━━ INPUT RECORDS ━━

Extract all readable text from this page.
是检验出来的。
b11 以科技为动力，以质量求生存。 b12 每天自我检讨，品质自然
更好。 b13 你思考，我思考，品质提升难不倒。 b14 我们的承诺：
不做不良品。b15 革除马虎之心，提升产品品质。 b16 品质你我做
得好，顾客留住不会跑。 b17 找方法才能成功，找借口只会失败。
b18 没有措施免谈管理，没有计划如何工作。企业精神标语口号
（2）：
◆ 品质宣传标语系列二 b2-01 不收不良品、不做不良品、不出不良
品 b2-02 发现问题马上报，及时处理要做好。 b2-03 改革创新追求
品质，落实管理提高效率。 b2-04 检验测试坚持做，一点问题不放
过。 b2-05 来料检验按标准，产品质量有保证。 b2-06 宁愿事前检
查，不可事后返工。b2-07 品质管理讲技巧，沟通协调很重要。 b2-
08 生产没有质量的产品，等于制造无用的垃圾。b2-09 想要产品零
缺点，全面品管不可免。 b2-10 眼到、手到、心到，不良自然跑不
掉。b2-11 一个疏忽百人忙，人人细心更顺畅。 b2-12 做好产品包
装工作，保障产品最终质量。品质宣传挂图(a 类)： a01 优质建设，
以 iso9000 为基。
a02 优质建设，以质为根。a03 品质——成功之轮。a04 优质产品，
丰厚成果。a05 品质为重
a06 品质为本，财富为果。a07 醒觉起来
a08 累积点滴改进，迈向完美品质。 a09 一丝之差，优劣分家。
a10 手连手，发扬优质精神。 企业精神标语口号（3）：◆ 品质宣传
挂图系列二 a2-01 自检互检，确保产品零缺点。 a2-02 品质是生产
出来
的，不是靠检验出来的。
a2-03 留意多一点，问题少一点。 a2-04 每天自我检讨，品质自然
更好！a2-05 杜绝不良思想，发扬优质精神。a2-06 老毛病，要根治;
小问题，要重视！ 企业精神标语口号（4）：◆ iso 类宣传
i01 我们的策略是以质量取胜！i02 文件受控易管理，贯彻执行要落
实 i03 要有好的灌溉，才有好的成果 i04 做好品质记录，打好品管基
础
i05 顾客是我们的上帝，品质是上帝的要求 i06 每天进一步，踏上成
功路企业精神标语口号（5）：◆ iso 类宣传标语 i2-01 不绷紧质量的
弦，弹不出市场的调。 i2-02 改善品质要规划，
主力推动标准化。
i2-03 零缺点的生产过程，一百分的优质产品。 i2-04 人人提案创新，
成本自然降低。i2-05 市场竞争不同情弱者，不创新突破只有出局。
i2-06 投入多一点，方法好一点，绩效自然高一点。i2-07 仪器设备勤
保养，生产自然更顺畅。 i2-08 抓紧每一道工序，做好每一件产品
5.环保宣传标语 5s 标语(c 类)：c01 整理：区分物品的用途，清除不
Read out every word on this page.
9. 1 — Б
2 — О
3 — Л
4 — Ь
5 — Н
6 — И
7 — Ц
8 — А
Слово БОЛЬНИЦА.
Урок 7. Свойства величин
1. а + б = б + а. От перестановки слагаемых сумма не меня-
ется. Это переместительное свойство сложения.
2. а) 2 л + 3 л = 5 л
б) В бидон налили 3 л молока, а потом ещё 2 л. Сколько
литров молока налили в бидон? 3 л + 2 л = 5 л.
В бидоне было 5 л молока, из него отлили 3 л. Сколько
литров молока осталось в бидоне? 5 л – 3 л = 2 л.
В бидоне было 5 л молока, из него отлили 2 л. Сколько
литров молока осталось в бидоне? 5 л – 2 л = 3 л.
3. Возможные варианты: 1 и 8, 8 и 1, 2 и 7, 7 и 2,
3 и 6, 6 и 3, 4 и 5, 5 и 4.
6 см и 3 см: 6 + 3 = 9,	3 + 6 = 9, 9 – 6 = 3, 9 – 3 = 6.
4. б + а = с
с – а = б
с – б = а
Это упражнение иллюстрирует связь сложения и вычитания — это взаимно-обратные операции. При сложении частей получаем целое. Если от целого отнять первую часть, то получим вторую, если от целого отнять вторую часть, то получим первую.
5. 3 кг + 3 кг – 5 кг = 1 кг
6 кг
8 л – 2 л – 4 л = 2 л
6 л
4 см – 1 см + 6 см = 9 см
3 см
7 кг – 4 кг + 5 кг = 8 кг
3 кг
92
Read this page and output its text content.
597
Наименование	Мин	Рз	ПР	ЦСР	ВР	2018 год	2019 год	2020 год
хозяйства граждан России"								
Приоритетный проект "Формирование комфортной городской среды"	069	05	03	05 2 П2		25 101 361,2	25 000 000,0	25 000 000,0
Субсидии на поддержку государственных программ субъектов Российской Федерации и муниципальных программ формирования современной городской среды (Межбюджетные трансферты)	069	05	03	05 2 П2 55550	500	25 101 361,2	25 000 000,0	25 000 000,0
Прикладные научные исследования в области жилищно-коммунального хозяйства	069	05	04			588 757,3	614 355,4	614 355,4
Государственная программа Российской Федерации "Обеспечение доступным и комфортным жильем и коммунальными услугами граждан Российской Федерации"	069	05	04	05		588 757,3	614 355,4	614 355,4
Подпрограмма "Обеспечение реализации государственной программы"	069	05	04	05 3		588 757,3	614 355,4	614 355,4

━━━

◆ WORK TO DO
Copy each line of the data that contains the word "text".

◆ EXPECTED ANSWER
Extract all readable text from this page.
Read this page and output its text content.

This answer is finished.